Set task
In the following material, identify every line holding the string "plans" and return it.

[Data entries]
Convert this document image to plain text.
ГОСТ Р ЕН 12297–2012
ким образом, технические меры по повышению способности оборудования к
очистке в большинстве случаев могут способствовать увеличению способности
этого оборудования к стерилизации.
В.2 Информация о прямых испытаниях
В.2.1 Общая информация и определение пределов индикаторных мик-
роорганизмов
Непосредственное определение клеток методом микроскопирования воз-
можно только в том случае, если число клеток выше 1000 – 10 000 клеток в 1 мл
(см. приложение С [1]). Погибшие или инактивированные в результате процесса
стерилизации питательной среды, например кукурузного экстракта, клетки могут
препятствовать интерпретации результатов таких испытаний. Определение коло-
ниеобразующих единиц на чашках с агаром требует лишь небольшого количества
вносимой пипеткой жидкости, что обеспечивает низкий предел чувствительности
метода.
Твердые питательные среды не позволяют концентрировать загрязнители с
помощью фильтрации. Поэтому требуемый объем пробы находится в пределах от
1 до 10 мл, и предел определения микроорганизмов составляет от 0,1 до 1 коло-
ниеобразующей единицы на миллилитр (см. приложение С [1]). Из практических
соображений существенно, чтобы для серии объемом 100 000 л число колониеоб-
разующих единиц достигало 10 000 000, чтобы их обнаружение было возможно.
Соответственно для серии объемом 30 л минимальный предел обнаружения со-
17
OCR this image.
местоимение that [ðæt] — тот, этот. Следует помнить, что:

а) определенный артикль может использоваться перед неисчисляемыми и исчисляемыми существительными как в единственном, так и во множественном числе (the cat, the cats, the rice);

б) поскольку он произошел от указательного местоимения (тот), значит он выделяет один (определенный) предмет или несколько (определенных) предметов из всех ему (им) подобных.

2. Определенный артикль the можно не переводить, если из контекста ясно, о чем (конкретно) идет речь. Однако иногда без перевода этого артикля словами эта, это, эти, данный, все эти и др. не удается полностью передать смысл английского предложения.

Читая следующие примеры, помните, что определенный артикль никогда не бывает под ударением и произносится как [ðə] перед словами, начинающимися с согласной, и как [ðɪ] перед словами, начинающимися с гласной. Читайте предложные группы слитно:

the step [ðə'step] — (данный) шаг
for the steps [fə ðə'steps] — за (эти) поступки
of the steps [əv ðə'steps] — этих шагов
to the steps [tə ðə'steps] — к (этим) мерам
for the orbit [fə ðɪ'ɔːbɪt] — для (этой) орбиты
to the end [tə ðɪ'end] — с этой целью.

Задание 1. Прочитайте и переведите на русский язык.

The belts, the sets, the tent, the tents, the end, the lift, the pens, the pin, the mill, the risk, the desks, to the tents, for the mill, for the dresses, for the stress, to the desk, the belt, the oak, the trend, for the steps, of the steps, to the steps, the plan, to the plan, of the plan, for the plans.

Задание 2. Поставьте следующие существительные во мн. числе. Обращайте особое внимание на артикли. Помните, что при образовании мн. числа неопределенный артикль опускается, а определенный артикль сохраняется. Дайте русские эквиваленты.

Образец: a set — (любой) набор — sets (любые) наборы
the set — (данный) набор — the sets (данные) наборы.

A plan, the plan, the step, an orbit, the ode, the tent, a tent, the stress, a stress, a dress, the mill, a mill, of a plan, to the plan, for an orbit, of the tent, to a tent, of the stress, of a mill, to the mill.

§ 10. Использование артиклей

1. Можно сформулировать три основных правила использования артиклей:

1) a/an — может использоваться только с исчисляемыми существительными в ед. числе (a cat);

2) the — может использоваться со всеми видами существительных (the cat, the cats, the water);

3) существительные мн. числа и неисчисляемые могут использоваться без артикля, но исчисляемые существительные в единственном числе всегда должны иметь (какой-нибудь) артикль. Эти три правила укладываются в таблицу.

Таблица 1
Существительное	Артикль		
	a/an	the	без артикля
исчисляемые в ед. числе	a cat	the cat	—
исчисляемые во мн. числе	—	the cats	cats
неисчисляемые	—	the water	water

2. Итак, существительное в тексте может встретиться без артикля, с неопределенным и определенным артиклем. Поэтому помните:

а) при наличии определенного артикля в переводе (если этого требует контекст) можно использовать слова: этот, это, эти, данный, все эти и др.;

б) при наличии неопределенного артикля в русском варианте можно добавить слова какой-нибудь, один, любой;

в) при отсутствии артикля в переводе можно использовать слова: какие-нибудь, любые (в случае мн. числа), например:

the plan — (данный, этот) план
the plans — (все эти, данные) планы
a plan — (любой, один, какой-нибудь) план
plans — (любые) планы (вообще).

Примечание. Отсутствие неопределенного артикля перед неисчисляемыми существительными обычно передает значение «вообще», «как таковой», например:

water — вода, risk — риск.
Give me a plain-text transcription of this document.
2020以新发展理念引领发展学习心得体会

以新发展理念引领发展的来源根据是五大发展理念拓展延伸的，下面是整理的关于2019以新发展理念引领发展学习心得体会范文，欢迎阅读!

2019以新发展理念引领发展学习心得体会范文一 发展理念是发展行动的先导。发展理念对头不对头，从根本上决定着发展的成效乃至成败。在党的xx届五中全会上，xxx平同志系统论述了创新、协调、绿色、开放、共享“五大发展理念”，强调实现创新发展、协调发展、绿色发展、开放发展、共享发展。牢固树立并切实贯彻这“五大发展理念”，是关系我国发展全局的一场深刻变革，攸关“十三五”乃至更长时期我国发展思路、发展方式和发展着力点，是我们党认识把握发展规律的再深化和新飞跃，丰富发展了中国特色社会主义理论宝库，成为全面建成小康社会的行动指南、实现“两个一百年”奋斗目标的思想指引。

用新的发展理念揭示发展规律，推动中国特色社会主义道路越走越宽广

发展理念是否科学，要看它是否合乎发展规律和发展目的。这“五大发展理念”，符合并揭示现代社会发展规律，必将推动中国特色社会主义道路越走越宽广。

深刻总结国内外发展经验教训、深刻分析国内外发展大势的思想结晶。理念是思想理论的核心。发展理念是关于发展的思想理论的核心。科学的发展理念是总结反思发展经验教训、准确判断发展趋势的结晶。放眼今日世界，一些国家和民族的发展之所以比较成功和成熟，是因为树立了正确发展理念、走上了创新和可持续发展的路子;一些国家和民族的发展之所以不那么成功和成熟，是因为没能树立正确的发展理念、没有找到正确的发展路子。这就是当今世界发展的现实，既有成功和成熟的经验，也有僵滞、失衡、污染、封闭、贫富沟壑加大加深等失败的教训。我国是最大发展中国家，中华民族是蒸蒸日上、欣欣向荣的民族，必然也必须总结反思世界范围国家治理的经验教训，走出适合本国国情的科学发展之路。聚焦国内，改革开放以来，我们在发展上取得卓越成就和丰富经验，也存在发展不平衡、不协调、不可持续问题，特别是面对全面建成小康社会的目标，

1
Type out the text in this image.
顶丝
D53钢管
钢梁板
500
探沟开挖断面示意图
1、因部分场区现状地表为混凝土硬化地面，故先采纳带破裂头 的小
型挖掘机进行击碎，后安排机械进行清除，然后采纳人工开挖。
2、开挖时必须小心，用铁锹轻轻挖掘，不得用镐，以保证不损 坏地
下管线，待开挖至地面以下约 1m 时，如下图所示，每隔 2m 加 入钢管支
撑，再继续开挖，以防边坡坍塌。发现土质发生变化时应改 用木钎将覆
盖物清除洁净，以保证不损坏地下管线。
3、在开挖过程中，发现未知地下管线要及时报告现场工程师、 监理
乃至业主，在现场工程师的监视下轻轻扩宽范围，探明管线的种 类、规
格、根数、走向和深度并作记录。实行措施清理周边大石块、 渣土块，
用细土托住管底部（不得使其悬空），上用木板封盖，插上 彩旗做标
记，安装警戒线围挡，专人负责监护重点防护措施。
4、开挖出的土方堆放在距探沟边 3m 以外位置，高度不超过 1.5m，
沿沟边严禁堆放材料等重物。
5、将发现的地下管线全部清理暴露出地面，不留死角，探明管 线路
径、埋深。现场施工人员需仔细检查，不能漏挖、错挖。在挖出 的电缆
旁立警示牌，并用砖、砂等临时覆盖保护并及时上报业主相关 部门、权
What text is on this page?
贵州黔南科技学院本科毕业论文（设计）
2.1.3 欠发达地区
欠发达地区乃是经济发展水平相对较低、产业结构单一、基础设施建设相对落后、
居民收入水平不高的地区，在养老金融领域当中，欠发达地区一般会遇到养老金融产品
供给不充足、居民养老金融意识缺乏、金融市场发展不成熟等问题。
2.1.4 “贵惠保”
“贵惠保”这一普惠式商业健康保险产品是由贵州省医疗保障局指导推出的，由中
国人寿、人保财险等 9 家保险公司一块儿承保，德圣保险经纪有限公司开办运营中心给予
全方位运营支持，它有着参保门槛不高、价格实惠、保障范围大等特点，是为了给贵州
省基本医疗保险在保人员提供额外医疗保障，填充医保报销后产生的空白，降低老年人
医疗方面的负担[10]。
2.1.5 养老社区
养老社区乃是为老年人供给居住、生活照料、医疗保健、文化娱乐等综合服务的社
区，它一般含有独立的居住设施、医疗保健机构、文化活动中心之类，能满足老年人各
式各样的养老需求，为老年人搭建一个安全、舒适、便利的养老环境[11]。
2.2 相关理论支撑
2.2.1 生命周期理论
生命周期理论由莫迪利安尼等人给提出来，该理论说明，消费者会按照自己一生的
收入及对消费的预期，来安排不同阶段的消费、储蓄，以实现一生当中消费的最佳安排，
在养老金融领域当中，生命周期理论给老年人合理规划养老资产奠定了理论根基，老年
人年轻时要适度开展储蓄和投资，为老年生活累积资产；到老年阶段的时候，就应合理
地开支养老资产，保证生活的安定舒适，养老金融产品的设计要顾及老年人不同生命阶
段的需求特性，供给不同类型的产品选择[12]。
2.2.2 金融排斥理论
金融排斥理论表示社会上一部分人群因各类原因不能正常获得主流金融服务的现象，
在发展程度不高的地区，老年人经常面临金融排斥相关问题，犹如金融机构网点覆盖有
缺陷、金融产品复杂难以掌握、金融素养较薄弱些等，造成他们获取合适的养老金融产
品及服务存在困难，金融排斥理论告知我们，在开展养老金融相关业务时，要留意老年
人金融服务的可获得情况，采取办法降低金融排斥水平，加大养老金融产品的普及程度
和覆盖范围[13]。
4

Answer to this problem
The belts, the sets, the tent, the tents, the end, the lift, the pens, the pin, the mill, the risk, the desks, to the tents, for the mill, for the dresses, for the stress, to the desk, the belt, the oak, the trend, for the steps, of the steps, to the steps, the plan, to the plan, of the plan, for the plans.
the plans — (все эти, данные) планы
plans — (любые) планы (вообще).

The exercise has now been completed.